[Extracted data entries]
* Start *
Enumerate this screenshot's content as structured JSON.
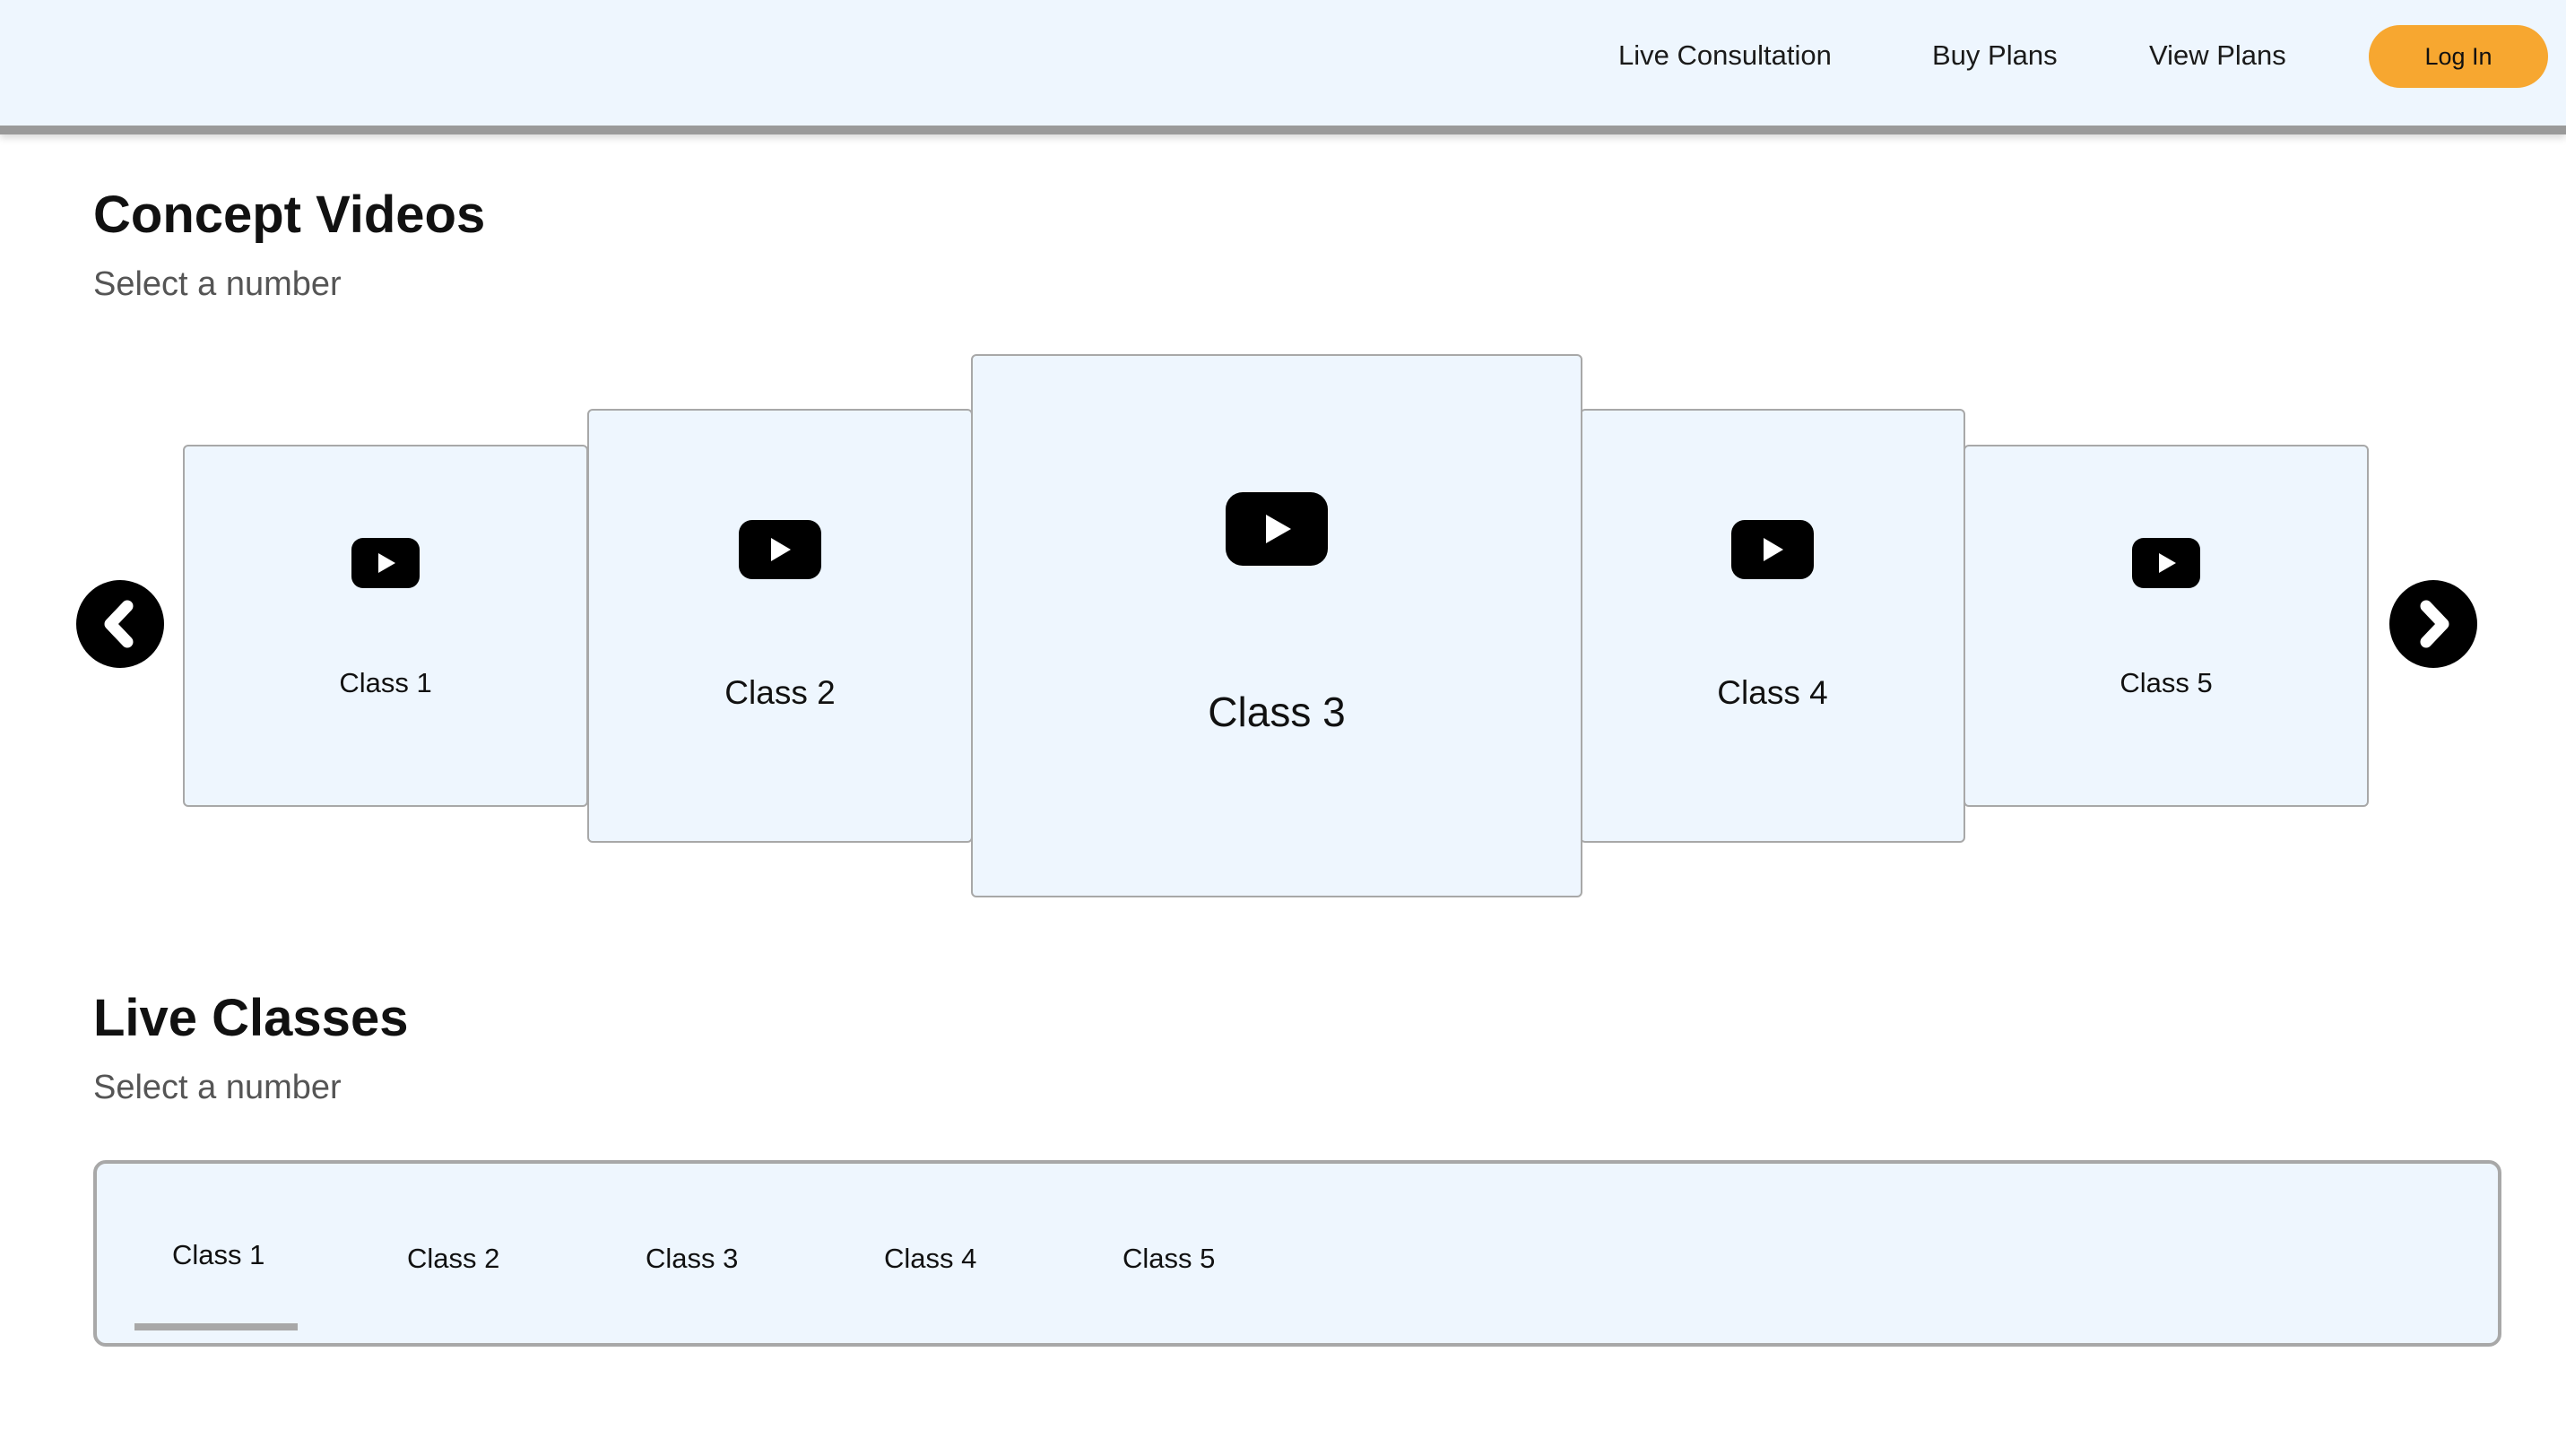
{
  "header": {
    "nav": [
      "Live Consultation",
      "Buy Plans",
      "View Plans"
    ],
    "login_label": "Log In"
  },
  "concept_videos": {
    "title": "Concept Videos",
    "subtitle": "Select a number",
    "cards": [
      {
        "label": "Class 1",
        "icon": "youtube-play-icon"
      },
      {
        "label": "Class 2",
        "icon": "youtube-play-icon"
      },
      {
        "label": "Class 3",
        "icon": "youtube-play-icon"
      },
      {
        "label": "Class 4",
        "icon": "youtube-play-icon"
      },
      {
        "label": "Class 5",
        "icon": "youtube-play-icon"
      }
    ],
    "prev_icon": "chevron-left-icon",
    "next_icon": "chevron-right-icon"
  },
  "live_classes": {
    "title": "Live Classes",
    "subtitle": "Select a number",
    "tabs": [
      "Class 1",
      "Class 2",
      "Class 3",
      "Class 4",
      "Class 5"
    ],
    "selected_tab": "Class 1"
  },
  "colors": {
    "header_bg": "#eef6fe",
    "card_bg": "#eef6fe",
    "accent": "#f7a730",
    "border": "#a8a8a8"
  }
}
* End *
◆ WORK TO BE COMPLETED ◆
Print out the whole of the material word for word, without pictures.

◆ EXPECTED ANSWER ◆
Enumerate this screenshot's content as structured JSON.
{
  "header": {
    "nav": [
      "Live Consultation",
      "Buy Plans",
      "View Plans"
    ],
    "login_label": "Log In"
  },
  "concept_videos": {
    "title": "Concept Videos",
    "subtitle": "Select a number",
    "cards": [
      {
        "label": "Class 1",
        "icon": "youtube-play-icon"
      },
      {
        "label": "Class 2",
        "icon": "youtube-play-icon"
      },
      {
        "label": "Class 3",
        "icon": "youtube-play-icon"
      },
      {
        "label": "Class 4",
        "icon": "youtube-play-icon"
      },
      {
        "label": "Class 5",
        "icon": "youtube-play-icon"
      }
    ],
    "prev_icon": "chevron-left-icon",
    "next_icon": "chevron-right-icon"
  },
  "live_classes": {
    "title": "Live Classes",
    "subtitle": "Select a number",
    "tabs": [
      "Class 1",
      "Class 2",
      "Class 3",
      "Class 4",
      "Class 5"
    ],
    "selected_tab": "Class 1"
  },
  "colors": {
    "header_bg": "#eef6fe",
    "card_bg": "#eef6fe",
    "accent": "#f7a730",
    "border": "#a8a8a8"
  }
}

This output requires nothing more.